→ **PROMPT**
Rewrite the data from the line with "extract all elements" to the line with "cell-diff-pln: 800 zł", changing every "table-row" to "data-row" and leaving everything else untouched. Leave the pictures out of your answer.

→ **SUPPLIED RECORDS**
begin

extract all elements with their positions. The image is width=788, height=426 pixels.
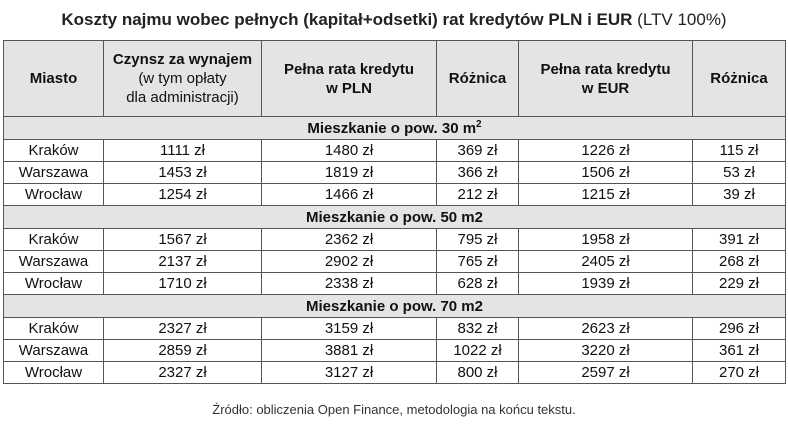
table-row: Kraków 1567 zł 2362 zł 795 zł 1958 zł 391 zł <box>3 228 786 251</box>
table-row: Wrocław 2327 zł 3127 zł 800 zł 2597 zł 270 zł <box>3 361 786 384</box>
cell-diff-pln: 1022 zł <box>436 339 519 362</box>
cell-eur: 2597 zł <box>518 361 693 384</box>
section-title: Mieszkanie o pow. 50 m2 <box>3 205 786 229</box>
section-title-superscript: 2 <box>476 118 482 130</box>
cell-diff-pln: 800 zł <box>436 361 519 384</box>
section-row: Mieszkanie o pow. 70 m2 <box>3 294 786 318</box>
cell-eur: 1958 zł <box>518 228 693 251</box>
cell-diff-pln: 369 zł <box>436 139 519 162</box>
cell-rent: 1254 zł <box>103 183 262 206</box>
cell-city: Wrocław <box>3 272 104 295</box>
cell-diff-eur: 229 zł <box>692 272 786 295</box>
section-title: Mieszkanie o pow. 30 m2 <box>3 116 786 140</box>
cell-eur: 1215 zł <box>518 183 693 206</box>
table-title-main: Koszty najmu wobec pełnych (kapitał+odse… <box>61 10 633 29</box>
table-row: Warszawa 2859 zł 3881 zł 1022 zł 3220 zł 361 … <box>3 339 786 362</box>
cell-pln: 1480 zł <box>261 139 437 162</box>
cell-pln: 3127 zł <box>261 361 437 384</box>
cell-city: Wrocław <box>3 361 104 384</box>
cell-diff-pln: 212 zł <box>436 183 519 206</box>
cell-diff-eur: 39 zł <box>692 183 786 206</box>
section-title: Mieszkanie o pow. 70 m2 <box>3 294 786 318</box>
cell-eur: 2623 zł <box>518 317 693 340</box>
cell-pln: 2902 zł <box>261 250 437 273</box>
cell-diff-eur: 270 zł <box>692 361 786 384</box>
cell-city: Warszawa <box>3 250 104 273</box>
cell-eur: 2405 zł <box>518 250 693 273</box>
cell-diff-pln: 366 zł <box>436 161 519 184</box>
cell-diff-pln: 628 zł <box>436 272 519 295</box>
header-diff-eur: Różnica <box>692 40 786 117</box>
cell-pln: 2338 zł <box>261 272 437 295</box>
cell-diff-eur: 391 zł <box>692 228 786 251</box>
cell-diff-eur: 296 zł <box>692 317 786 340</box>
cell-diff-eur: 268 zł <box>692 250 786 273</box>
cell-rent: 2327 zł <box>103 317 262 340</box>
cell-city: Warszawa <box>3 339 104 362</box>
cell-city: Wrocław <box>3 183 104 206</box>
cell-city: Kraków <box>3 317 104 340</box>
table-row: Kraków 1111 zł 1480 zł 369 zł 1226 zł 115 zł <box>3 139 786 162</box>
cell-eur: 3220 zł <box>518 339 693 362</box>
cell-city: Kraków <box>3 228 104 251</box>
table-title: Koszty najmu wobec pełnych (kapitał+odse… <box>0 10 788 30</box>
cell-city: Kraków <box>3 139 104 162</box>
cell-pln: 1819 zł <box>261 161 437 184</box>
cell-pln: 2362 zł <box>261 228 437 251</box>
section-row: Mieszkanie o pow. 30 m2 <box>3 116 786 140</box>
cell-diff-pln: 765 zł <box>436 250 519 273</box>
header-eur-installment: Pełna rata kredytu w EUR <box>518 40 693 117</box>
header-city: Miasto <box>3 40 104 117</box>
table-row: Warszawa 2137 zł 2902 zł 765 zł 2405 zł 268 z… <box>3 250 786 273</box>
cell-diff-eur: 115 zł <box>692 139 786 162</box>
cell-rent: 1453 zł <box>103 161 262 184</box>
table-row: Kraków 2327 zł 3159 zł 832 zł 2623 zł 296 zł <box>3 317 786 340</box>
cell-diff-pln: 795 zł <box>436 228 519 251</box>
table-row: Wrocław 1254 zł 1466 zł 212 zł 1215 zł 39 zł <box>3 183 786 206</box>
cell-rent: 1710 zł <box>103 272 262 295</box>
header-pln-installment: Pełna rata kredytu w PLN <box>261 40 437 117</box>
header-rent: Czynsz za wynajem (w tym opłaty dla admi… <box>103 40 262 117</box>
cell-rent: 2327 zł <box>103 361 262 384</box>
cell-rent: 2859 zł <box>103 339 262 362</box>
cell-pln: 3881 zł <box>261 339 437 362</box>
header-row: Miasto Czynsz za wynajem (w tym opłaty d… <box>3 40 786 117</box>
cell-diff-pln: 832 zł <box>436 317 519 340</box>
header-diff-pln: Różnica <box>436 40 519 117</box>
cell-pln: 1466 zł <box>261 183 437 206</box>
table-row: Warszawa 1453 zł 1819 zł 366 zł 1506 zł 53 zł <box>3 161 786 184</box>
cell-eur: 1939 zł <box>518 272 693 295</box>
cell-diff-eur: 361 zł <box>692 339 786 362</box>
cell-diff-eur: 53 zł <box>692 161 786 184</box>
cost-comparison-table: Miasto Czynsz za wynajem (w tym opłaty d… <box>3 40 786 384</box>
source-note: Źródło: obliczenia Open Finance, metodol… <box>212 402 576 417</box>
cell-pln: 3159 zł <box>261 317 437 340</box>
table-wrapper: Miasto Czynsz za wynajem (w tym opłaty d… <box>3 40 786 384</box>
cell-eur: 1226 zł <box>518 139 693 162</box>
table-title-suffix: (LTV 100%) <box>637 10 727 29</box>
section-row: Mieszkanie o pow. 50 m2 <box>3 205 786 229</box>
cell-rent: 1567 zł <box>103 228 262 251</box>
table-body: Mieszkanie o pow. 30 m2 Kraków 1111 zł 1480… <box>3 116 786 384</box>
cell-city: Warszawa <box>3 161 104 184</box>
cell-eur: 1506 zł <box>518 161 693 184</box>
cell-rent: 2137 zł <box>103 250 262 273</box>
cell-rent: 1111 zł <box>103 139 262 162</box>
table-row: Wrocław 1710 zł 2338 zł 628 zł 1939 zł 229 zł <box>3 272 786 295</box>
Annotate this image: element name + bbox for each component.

end
begin

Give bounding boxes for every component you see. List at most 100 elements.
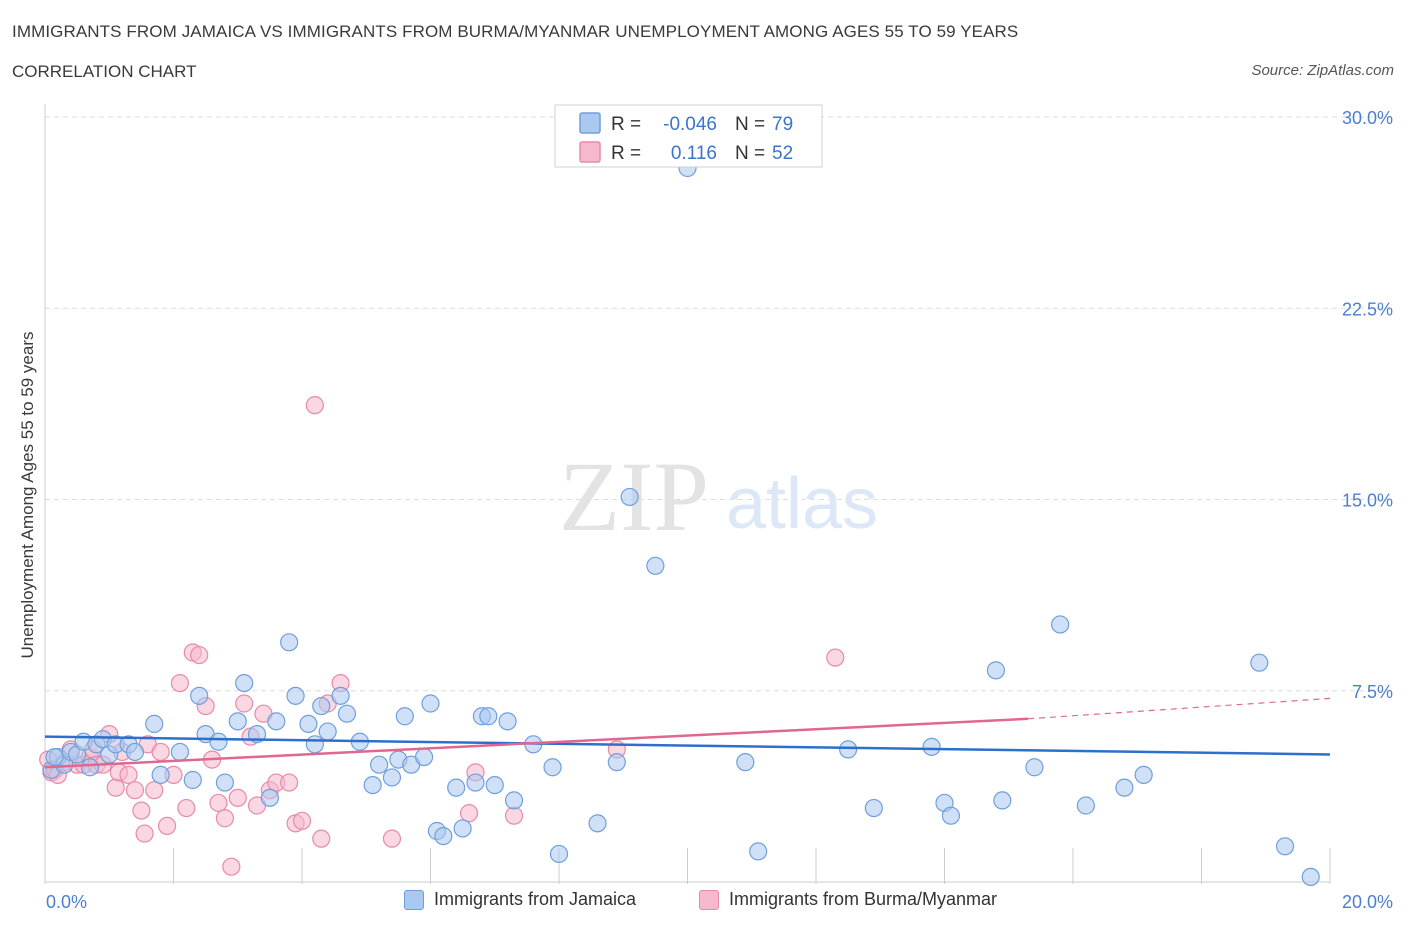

end

→ **EXERCISE RESULT**
extract all elements with their positions. The image is width=788, height=426 pixels.
data-row: Kraków 1567 zł 2362 zł 795 zł 1958 zł 391 zł <box>3 228 786 251</box>
data-row: Wrocław 2327 zł 3127 zł 800 zł 2597 zł 270 zł <box>3 361 786 384</box>
cell-diff-pln: 1022 zł <box>436 339 519 362</box>
cell-eur: 2597 zł <box>518 361 693 384</box>
section-title: Mieszkanie o pow. 50 m2 <box>3 205 786 229</box>
section-title-superscript: 2 <box>476 118 482 130</box>
cell-diff-pln: 800 zł <box>436 361 519 384</box>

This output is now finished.